Find every line with the word "color" and report how many there are, without any other text.

Excerpts from a figure dataset
((

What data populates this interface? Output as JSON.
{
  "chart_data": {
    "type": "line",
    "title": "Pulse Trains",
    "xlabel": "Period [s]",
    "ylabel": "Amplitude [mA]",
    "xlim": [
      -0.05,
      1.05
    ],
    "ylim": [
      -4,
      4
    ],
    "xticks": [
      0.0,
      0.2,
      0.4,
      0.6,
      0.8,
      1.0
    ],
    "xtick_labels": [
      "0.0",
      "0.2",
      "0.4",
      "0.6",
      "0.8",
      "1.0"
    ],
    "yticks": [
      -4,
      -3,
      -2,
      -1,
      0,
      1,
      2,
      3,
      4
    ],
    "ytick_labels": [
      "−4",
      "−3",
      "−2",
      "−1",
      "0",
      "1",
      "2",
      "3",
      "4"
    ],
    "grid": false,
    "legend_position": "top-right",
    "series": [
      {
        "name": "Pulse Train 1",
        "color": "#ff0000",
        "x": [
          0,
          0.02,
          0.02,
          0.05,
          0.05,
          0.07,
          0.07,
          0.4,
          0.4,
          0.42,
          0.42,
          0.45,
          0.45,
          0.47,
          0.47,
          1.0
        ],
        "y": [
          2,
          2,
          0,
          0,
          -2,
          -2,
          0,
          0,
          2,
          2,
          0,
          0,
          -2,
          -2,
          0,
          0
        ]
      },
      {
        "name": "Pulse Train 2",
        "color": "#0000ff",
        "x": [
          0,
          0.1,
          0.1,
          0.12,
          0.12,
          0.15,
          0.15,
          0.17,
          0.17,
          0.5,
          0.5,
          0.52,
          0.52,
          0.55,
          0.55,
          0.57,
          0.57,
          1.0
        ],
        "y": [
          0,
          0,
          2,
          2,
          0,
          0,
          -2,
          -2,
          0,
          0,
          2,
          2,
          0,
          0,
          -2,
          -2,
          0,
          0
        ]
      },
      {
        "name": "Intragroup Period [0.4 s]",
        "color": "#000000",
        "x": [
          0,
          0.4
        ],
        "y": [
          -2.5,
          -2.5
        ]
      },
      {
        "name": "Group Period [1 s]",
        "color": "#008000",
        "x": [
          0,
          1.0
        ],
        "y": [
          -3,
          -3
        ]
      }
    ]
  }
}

))

The answer
4